## start Data to use
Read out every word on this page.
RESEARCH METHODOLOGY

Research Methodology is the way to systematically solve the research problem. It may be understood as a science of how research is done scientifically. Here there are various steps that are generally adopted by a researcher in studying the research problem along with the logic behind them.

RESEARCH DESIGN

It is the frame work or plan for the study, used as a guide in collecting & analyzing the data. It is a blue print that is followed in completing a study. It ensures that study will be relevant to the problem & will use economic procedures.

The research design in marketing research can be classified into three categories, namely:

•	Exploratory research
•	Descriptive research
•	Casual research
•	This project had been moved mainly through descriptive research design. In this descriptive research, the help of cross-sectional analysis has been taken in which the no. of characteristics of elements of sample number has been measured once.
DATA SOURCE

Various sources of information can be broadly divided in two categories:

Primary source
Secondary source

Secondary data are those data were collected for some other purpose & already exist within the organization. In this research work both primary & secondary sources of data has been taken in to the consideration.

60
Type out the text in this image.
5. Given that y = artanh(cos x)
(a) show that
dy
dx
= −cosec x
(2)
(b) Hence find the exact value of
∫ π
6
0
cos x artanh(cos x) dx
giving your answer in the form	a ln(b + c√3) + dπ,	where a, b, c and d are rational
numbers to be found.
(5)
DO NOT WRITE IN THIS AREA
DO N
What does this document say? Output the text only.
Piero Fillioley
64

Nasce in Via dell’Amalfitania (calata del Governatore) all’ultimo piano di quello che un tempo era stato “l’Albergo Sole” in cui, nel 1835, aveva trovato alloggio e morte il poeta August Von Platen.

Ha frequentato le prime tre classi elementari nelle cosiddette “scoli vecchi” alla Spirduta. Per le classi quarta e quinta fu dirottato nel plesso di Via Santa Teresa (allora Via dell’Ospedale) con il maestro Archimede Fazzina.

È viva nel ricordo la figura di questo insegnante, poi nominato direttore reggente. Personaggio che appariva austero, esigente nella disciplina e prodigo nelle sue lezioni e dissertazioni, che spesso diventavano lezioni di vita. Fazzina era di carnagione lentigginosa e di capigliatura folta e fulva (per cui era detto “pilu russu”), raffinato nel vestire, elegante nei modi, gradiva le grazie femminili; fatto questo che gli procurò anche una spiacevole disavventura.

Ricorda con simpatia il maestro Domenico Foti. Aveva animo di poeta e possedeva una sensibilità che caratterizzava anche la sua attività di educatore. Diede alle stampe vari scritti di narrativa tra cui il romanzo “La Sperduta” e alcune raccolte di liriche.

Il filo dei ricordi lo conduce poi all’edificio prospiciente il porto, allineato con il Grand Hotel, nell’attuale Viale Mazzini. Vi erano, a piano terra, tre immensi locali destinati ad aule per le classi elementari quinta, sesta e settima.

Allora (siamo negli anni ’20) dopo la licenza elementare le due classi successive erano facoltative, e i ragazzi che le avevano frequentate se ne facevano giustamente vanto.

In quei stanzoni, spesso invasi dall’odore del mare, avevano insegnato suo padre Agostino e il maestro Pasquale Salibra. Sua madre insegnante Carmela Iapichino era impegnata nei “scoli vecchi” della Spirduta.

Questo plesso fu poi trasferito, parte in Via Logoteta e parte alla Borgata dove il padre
## end Data to use
** Task to complete **
Extract the complete listing verbatim.

** Result of this exercise **
Read out every word on this page.
RESEARCH METHODOLOGY

Research Methodology is the way to systematically solve the research problem. It may be understood as a science of how research is done scientifically. Here there are various steps that are generally adopted by a researcher in studying the research problem along with the logic behind them.

RESEARCH DESIGN

It is the frame work or plan for the study, used as a guide in collecting & analyzing the data. It is a blue print that is followed in completing a study. It ensures that study will be relevant to the problem & will use economic procedures.

The research design in marketing research can be classified into three categories, namely:

•	Exploratory research
•	Descriptive research
•	Casual research
•	This project had been moved mainly through descriptive research design. In this descriptive research, the help of cross-sectional analysis has been taken in which the no. of characteristics of elements of sample number has been measured once.
DATA SOURCE

Various sources of information can be broadly divided in two categories:

Primary source
Secondary source

Secondary data are those data were collected for some other purpose & already exist within the organization. In this research work both primary & secondary sources of data has been taken in to the consideration.

60
Type out the text in this image.
5. Given that y = artanh(cos x)
(a) show that
dy
dx
= −cosec x
(2)
(b) Hence find the exact value of
∫ π
6
0
cos x artanh(cos x) dx
giving your answer in the form	a ln(b + c√3) + dπ,	where a, b, c and d are rational
numbers to be found.
(5)
DO NOT WRITE IN THIS AREA
DO N
What does this document say? Output the text only.
Piero Fillioley
64

Nasce in Via dell’Amalfitania (calata del Governatore) all’ultimo piano di quello che un tempo era stato “l’Albergo Sole” in cui, nel 1835, aveva trovato alloggio e morte il poeta August Von Platen.

Ha frequentato le prime tre classi elementari nelle cosiddette “scoli vecchi” alla Spirduta. Per le classi quarta e quinta fu dirottato nel plesso di Via Santa Teresa (allora Via dell’Ospedale) con il maestro Archimede Fazzina.

È viva nel ricordo la figura di questo insegnante, poi nominato direttore reggente. Personaggio che appariva austero, esigente nella disciplina e prodigo nelle sue lezioni e dissertazioni, che spesso diventavano lezioni di vita. Fazzina era di carnagione lentigginosa e di capigliatura folta e fulva (per cui era detto “pilu russu”), raffinato nel vestire, elegante nei modi, gradiva le grazie femminili; fatto questo che gli procurò anche una spiacevole disavventura.

Ricorda con simpatia il maestro Domenico Foti. Aveva animo di poeta e possedeva una sensibilità che caratterizzava anche la sua attività di educatore. Diede alle stampe vari scritti di narrativa tra cui il romanzo “La Sperduta” e alcune raccolte di liriche.

Il filo dei ricordi lo conduce poi all’edificio prospiciente il porto, allineato con il Grand Hotel, nell’attuale Viale Mazzini. Vi erano, a piano terra, tre immensi locali destinati ad aule per le classi elementari quinta, sesta e settima.

Allora (siamo negli anni ’20) dopo la licenza elementare le due classi successive erano facoltative, e i ragazzi che le avevano frequentate se ne facevano giustamente vanto.

In quei stanzoni, spesso invasi dall’odore del mare, avevano insegnato suo padre Agostino e il maestro Pasquale Salibra. Sua madre insegnante Carmela Iapichino era impegnata nei “scoli vecchi” della Spirduta.

Questo plesso fu poi trasferito, parte in Via Logoteta e parte alla Borgata dove il padre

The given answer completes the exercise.